EXTRACT:

# Mini press-ups and squats



## luigi_m_ (Feb 17, 2006)

In kickboxing we do a lot of mini squats and pressups, so in the standard squat position, and drop down as low as it starts to hurt while keeping the back stratight up, and doing little bobbing's up and down about 1-3 inches tops. Would do about 150 of these. Also, press-up positiong, with hands a little wider than normal, and then bobbing about 1-3 inches up and down again for as  many as possible. These are usually done between punching and squat kicks, and was just wondering if they are that good for the leg muscles (mostly quadracepts) and shoulders, as that is where the pain is felt most? Anyone else do them in classes?


----------



## Shirt Ripper (Feb 17, 2006)

By press ups to you mean push ups or hand stand presses?

When you perform these squats, you back is perpendicular to the ground?  If so your heals are likely off the ground, correct?  This will push your knees out in front of your toes directing much of the force toward the quadriceps group.  Also, you state that you go down to where it starts to "hurt"?  Is it _pain_ or _discomfort_ due to muscles being stressed?  If it's pain I say stop it.

So, once at this bottom position you move up roughly 3 inches and then go down again and repeat?

DATA EXTRACT:
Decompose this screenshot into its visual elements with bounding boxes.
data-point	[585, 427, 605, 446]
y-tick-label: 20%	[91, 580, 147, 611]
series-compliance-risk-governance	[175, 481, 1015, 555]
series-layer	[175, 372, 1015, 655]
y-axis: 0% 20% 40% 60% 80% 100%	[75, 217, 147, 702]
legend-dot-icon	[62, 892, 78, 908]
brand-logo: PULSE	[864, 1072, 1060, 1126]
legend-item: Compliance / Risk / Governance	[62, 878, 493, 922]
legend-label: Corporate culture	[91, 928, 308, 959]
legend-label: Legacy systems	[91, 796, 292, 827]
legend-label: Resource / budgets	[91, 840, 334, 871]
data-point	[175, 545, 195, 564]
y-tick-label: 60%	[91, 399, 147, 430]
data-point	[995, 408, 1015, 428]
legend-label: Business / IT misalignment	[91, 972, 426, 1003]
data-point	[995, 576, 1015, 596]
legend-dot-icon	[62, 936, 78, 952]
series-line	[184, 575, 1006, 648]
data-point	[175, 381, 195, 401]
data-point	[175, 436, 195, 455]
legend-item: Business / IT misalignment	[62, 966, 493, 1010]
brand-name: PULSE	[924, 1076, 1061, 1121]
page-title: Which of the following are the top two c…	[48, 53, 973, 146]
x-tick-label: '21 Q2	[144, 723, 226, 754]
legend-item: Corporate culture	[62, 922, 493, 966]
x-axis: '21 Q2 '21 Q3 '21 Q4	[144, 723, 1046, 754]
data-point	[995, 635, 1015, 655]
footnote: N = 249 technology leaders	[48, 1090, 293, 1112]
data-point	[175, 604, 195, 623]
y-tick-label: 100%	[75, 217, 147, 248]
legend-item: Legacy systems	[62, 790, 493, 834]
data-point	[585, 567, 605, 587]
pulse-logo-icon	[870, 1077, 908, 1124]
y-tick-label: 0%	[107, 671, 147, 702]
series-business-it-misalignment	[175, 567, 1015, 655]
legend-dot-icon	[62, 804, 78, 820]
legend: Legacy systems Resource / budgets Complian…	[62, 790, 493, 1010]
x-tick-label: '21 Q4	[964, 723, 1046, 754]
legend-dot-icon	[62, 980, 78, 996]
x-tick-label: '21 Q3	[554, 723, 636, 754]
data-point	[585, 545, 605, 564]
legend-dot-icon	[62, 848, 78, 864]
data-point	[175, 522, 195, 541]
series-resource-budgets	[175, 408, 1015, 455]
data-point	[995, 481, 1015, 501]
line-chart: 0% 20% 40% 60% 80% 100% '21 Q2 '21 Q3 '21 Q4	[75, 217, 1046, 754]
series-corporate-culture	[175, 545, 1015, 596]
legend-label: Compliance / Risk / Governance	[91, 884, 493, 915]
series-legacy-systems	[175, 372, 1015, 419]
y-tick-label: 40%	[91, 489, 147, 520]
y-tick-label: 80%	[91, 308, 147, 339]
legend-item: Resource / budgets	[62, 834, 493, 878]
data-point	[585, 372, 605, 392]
...
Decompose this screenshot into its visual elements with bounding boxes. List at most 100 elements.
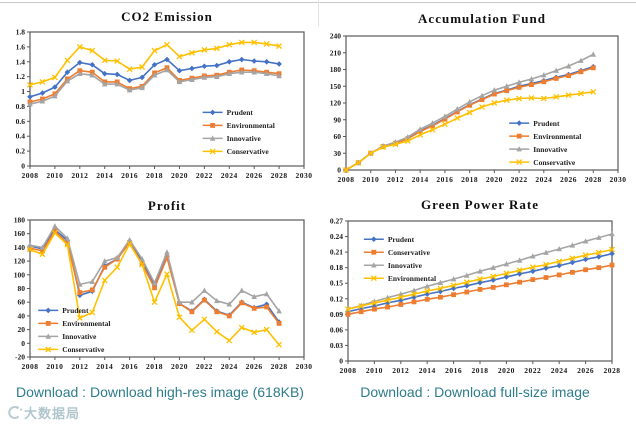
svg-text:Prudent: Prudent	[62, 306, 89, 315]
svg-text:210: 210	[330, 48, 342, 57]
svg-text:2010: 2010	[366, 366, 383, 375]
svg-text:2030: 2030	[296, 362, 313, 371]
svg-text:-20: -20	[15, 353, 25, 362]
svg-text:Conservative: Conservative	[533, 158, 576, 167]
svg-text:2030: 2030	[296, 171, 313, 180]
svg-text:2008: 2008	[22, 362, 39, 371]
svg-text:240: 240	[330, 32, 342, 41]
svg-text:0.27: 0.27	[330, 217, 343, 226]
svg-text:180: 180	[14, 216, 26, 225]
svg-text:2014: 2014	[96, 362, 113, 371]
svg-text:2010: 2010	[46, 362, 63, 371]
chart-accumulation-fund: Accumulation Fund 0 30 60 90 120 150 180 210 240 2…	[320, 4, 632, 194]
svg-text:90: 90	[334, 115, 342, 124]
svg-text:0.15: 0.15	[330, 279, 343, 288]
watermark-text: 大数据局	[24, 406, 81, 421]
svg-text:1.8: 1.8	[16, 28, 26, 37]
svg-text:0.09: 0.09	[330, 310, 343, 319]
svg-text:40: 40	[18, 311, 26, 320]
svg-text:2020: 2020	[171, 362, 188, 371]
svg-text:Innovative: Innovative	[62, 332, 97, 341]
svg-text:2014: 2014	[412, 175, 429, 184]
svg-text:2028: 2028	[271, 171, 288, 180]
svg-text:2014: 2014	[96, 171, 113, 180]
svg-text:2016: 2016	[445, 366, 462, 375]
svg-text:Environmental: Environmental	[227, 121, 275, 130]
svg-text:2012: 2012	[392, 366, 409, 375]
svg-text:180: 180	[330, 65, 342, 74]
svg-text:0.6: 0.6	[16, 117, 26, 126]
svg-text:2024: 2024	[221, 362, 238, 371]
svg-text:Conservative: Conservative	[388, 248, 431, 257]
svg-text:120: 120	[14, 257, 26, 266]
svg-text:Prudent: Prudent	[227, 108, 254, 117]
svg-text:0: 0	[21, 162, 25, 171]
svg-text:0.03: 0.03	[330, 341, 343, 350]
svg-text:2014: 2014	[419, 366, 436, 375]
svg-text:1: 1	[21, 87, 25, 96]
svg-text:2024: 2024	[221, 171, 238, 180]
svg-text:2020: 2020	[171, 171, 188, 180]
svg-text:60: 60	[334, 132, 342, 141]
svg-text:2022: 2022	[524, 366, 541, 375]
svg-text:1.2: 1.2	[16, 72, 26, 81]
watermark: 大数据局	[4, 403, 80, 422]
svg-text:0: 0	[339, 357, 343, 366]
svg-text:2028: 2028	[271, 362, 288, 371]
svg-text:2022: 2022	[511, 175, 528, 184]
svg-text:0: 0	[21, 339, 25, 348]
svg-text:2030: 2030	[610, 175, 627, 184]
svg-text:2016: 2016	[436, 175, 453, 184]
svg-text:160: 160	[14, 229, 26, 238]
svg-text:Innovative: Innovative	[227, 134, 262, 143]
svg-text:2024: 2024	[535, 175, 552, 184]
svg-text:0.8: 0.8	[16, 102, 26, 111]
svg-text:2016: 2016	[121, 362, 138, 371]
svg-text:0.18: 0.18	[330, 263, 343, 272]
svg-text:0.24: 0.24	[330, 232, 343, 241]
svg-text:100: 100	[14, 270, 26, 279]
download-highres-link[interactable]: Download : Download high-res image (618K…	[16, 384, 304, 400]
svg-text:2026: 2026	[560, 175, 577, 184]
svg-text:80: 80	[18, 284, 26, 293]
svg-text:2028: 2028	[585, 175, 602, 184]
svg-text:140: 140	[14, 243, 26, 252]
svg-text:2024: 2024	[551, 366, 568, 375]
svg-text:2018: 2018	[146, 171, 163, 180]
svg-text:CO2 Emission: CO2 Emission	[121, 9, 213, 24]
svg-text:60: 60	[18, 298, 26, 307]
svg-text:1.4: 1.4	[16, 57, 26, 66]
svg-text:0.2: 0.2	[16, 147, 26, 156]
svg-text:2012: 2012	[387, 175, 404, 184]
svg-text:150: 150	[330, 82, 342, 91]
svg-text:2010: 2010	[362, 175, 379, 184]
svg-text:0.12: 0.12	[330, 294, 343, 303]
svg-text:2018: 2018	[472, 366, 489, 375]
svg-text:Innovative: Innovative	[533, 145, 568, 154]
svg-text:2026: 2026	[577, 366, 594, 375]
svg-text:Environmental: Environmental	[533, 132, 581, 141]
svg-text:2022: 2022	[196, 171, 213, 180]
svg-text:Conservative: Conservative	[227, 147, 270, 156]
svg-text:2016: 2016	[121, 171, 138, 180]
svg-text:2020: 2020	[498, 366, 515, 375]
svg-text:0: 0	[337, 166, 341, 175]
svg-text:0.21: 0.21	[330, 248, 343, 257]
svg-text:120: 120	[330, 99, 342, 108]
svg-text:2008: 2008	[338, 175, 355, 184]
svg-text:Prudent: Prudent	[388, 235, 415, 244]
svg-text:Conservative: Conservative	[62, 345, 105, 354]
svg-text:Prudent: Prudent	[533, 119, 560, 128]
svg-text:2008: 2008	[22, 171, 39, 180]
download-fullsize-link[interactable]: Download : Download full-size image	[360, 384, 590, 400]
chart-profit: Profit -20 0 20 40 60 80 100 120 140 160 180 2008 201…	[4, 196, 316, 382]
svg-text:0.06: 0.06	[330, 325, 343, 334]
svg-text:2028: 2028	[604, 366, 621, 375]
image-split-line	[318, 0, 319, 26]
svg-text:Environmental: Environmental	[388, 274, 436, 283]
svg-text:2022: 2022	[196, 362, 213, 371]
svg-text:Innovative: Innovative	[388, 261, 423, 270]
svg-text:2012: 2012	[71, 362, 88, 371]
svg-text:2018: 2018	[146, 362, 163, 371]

YOUR TASKS:
a: In the forum thread on mini press-ups and squats, about how many mini squats does the first poster say they would do?
b: Could you recast the records, starting with the line containing "306, 89, 315]" and going on through the line containing "217, 343, 226]", as a JSON list of strings with one string per line and any blank lines left out?

SOLUTIONS:
a: About 150.

b:
[
  "svg-text:Prudent: Prudent\t[62, 306, 89, 315]",
  "svg-text:210: 210\t[330, 48, 342, 57]",
  "svg-text:2010: 2010\t[366, 366, 383, 375]",
  "svg-text:2030: 2030\t[296, 362, 313, 371]",
  "svg-text:-20: -20\t[15, 353, 25, 362]",
  "svg-text:Conservative: Conservative\t[533, 158, 576, 167]",
  "svg-text:2030: 2030\t[296, 171, 313, 180]",
  "svg-text:2008: 2008\t[22, 362, 39, 371]",
  "svg-text:240: 240\t[330, 32, 342, 41]",
  "svg-text:0.27: 0.27\t[330, 217, 343, 226]"
]